Given instruction:
Below is a listing. Gather each line of it that contains "پہلی".
## begin Records provided
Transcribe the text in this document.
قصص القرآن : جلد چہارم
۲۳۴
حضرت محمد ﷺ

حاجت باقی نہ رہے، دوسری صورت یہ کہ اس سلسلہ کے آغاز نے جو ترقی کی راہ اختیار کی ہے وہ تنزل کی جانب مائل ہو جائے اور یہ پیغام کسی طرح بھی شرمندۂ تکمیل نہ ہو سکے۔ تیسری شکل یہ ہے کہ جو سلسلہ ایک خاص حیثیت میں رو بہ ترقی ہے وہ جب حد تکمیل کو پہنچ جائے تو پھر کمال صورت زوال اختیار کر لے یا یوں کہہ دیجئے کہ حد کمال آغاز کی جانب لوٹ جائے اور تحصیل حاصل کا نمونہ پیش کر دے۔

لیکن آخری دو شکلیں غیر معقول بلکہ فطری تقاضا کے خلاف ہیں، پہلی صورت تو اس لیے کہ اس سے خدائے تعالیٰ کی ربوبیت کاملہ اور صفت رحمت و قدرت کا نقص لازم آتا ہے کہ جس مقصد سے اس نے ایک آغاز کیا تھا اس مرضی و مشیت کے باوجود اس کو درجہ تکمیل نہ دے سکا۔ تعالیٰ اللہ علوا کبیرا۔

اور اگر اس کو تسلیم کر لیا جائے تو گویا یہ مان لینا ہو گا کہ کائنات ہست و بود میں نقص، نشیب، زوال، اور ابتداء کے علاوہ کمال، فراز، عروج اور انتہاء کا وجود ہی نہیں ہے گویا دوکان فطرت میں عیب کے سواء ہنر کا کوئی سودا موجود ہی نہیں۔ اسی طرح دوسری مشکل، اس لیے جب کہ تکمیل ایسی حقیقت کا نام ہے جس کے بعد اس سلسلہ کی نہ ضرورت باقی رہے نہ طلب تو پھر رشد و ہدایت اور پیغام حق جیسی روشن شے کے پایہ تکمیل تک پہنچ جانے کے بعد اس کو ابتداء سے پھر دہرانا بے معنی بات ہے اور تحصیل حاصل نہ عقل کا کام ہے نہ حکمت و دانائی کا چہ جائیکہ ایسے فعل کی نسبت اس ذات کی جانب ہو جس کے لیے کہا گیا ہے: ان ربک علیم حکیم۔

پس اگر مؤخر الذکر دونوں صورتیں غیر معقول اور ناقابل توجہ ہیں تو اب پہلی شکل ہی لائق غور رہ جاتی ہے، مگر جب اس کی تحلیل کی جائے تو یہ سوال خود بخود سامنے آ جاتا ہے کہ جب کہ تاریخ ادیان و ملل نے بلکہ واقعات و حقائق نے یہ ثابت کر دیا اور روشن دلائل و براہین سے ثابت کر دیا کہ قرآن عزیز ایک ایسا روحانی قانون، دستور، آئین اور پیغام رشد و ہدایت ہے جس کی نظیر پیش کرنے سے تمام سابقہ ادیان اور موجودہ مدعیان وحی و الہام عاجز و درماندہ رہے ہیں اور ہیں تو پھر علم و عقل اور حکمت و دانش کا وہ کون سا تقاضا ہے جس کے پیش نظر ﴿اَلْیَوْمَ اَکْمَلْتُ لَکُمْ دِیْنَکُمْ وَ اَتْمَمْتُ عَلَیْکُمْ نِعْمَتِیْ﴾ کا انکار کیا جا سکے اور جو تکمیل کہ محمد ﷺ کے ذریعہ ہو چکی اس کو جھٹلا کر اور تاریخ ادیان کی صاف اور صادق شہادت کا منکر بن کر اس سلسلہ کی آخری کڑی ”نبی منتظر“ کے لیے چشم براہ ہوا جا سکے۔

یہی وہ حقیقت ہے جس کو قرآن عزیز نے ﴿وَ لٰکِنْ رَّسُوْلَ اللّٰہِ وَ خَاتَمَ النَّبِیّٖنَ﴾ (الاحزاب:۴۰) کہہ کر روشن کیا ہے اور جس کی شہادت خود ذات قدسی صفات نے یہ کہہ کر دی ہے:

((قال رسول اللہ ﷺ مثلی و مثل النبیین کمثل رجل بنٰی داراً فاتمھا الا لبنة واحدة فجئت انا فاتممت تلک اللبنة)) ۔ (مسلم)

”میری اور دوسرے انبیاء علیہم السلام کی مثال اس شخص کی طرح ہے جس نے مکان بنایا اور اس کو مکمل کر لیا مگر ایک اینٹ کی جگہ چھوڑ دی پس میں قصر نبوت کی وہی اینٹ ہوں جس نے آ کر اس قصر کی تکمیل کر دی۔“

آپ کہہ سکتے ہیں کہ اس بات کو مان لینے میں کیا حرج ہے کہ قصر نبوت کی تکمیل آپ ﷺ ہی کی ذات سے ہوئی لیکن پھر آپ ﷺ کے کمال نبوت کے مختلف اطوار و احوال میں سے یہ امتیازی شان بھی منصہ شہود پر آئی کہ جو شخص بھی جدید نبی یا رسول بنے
## end Records provided
Exercise solution:
لیکن آخری دو شکلیں غیر معقول بلکہ فطری تقاضا کے خلاف ہیں، پہلی صورت تو اس لیے کہ اس سے خدائے تعالیٰ کی ربوبیت کاملہ اور صفت رحمت و قدرت کا نقص لازم آتا ہے کہ جس مقصد سے اس نے ایک آغاز کیا تھا اس مرضی و مشیت کے باوجود اس کو درجہ تکمیل نہ دے سکا۔ تعالیٰ اللہ علوا کبیرا۔
پس اگر مؤخر الذکر دونوں صورتیں غیر معقول اور ناقابل توجہ ہیں تو اب پہلی شکل ہی لائق غور رہ جاتی ہے، مگر جب اس کی تحلیل کی جائے تو یہ سوال خود بخود سامنے آ جاتا ہے کہ جب کہ تاریخ ادیان و ملل نے بلکہ واقعات و حقائق نے یہ ثابت کر دیا اور روشن دلائل و براہین سے ثابت کر دیا کہ قرآن عزیز ایک ایسا روحانی قانون، دستور، آئین اور پیغام رشد و ہدایت ہے جس کی نظیر پیش کرنے سے تمام سابقہ ادیان اور موجودہ مدعیان وحی و الہام عاجز و درماندہ رہے ہیں اور ہیں تو پھر علم و عقل اور حکمت و دانش کا وہ کون سا تقاضا ہے جس کے پیش نظر ﴿اَلْیَوْمَ اَکْمَلْتُ لَکُمْ دِیْنَکُمْ وَ اَتْمَمْتُ عَلَیْکُمْ نِعْمَتِیْ﴾ کا انکار کیا جا سکے اور جو تکمیل کہ محمد ﷺ کے ذریعہ ہو چکی اس کو جھٹلا کر اور تاریخ ادیان کی صاف اور صادق شہادت کا منکر بن کر اس سلسلہ کی آخری کڑی ”نبی منتظر“ کے لیے چشم براہ ہوا جا سکے۔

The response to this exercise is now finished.